## AIM:
Repeat each line word for word.

## Collected data entries:
* start *
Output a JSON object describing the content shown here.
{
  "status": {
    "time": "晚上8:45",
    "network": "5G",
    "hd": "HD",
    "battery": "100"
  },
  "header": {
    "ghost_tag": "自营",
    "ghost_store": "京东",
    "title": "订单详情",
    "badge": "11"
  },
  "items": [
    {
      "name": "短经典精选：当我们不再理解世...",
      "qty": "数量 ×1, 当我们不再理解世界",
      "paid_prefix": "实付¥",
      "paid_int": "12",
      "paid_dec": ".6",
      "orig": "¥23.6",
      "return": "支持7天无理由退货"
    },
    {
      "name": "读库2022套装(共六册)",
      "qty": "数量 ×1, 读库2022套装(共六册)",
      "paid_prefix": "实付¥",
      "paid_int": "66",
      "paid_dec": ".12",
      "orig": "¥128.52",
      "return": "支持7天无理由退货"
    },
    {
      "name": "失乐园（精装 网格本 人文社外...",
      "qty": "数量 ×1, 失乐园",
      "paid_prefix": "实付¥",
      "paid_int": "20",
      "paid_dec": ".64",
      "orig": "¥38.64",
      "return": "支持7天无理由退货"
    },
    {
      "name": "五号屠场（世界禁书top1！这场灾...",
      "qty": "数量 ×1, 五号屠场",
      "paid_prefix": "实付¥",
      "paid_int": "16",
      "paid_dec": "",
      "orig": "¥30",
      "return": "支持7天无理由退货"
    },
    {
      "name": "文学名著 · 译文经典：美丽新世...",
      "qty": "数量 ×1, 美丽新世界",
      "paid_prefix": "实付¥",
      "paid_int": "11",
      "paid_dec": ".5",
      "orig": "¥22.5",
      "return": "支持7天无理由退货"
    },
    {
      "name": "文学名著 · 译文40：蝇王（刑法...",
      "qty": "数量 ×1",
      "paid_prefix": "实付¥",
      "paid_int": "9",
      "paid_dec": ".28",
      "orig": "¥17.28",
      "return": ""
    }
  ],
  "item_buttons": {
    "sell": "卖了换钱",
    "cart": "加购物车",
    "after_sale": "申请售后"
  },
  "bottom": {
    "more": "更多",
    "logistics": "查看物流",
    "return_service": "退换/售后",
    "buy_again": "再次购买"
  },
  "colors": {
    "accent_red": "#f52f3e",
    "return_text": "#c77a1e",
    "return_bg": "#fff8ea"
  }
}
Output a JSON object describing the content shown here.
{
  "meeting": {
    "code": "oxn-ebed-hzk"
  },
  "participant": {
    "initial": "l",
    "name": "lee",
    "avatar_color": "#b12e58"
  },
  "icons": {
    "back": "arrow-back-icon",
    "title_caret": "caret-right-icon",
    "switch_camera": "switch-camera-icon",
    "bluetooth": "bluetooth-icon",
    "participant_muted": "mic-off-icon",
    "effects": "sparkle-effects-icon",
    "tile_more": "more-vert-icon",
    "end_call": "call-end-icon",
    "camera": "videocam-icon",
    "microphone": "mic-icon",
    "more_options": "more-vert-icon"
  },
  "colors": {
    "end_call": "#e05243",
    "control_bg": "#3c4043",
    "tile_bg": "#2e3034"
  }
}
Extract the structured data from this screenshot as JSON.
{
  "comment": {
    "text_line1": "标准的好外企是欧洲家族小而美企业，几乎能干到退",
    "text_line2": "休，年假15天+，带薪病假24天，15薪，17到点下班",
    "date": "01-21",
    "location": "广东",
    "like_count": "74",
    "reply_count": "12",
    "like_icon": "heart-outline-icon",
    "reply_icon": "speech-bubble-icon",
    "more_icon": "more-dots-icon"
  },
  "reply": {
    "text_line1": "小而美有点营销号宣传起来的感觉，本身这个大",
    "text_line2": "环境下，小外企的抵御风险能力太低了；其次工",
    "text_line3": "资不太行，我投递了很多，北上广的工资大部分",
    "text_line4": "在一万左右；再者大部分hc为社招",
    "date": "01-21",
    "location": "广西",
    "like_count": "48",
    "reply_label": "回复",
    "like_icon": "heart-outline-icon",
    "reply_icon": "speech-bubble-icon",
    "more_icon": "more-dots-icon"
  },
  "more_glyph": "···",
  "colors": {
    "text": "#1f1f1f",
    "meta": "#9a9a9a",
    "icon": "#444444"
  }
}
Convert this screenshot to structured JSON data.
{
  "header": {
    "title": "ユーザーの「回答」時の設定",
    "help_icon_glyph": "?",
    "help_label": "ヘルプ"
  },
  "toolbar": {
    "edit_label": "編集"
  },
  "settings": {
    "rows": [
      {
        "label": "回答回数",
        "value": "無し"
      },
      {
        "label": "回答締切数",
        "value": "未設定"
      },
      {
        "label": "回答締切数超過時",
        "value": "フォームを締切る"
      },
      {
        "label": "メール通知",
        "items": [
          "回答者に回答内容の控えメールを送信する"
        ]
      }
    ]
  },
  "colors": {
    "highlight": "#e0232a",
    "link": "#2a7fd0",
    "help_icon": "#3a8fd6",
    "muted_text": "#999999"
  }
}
* end *
## ANSWER TO THIS TASK:
Output a JSON object describing the content shown here.
{
  "status": {
    "time": "晚上8:45",
    "network": "5G",
    "hd": "HD",
    "battery": "100"
  },
  "header": {
    "ghost_tag": "自营",
    "ghost_store": "京东",
    "title": "订单详情",
    "badge": "11"
  },
  "items": [
    {
      "name": "短经典精选：当我们不再理解世...",
      "qty": "数量 ×1, 当我们不再理解世界",
      "paid_prefix": "实付¥",
      "paid_int": "12",
      "paid_dec": ".6",
      "orig": "¥23.6",
      "return": "支持7天无理由退货"
    },
    {
      "name": "读库2022套装(共六册)",
      "qty": "数量 ×1, 读库2022套装(共六册)",
      "paid_prefix": "实付¥",
      "paid_int": "66",
      "paid_dec": ".12",
      "orig": "¥128.52",
      "return": "支持7天无理由退货"
    },
    {
      "name": "失乐园（精装 网格本 人文社外...",
      "qty": "数量 ×1, 失乐园",
      "paid_prefix": "实付¥",
      "paid_int": "20",
      "paid_dec": ".64",
      "orig": "¥38.64",
      "return": "支持7天无理由退货"
    },
    {
      "name": "五号屠场（世界禁书top1！这场灾...",
      "qty": "数量 ×1, 五号屠场",
      "paid_prefix": "实付¥",
      "paid_int": "16",
      "paid_dec": "",
      "orig": "¥30",
      "return": "支持7天无理由退货"
    },
    {
      "name": "文学名著 · 译文经典：美丽新世...",
      "qty": "数量 ×1, 美丽新世界",
      "paid_prefix": "实付¥",
      "paid_int": "11",
      "paid_dec": ".5",
      "orig": "¥22.5",
      "return": "支持7天无理由退货"
    },
    {
      "name": "文学名著 · 译文40：蝇王（刑法...",
      "qty": "数量 ×1",
      "paid_prefix": "实付¥",
      "paid_int": "9",
      "paid_dec": ".28",
      "orig": "¥17.28",
      "return": ""
    }
  ],
  "item_buttons": {
    "sell": "卖了换钱",
    "cart": "加购物车",
    "after_sale": "申请售后"
  },
  "bottom": {
    "more": "更多",
    "logistics": "查看物流",
    "return_service": "退换/售后",
    "buy_again": "再次购买"
  },
  "colors": {
    "accent_red": "#f52f3e",
    "return_text": "#c77a1e",
    "return_bg": "#fff8ea"
  }
}
Output a JSON object describing the content shown here.
{
  "meeting": {
    "code": "oxn-ebed-hzk"
  },
  "participant": {
    "initial": "l",
    "name": "lee",
    "avatar_color": "#b12e58"
  },
  "icons": {
    "back": "arrow-back-icon",
    "title_caret": "caret-right-icon",
    "switch_camera": "switch-camera-icon",
    "bluetooth": "bluetooth-icon",
    "participant_muted": "mic-off-icon",
    "effects": "sparkle-effects-icon",
    "tile_more": "more-vert-icon",
    "end_call": "call-end-icon",
    "camera": "videocam-icon",
    "microphone": "mic-icon",
    "more_options": "more-vert-icon"
  },
  "colors": {
    "end_call": "#e05243",
    "control_bg": "#3c4043",
    "tile_bg": "#2e3034"
  }
}
Extract the structured data from this screenshot as JSON.
{
  "comment": {
    "text_line1": "标准的好外企是欧洲家族小而美企业，几乎能干到退",
    "text_line2": "休，年假15天+，带薪病假24天，15薪，17到点下班",
    "date": "01-21",
    "location": "广东",
    "like_count": "74",
    "reply_count": "12",
    "like_icon": "heart-outline-icon",
    "reply_icon": "speech-bubble-icon",
    "more_icon": "more-dots-icon"
  },
  "reply": {
    "text_line1": "小而美有点营销号宣传起来的感觉，本身这个大",
    "text_line2": "环境下，小外企的抵御风险能力太低了；其次工",
    "text_line3": "资不太行，我投递了很多，北上广的工资大部分",
    "text_line4": "在一万左右；再者大部分hc为社招",
    "date": "01-21",
    "location": "广西",
    "like_count": "48",
    "reply_label": "回复",
    "like_icon": "heart-outline-icon",
    "reply_icon": "speech-bubble-icon",
    "more_icon": "more-dots-icon"
  },
  "more_glyph": "···",
  "colors": {
    "text": "#1f1f1f",
    "meta": "#9a9a9a",
    "icon": "#444444"
  }
}
Convert this screenshot to structured JSON data.
{
  "header": {
    "title": "ユーザーの「回答」時の設定",
    "help_icon_glyph": "?",
    "help_label": "ヘルプ"
  },
  "toolbar": {
    "edit_label": "編集"
  },
  "settings": {
    "rows": [
      {
        "label": "回答回数",
        "value": "無し"
      },
      {
        "label": "回答締切数",
        "value": "未設定"
      },
      {
        "label": "回答締切数超過時",
        "value": "フォームを締切る"
      },
      {
        "label": "メール通知",
        "items": [
          "回答者に回答内容の控えメールを送信する"
        ]
      }
    ]
  },
  "colors": {
    "highlight": "#e0232a",
    "link": "#2a7fd0",
    "help_icon": "#3a8fd6",
    "muted_text": "#999999"
  }
}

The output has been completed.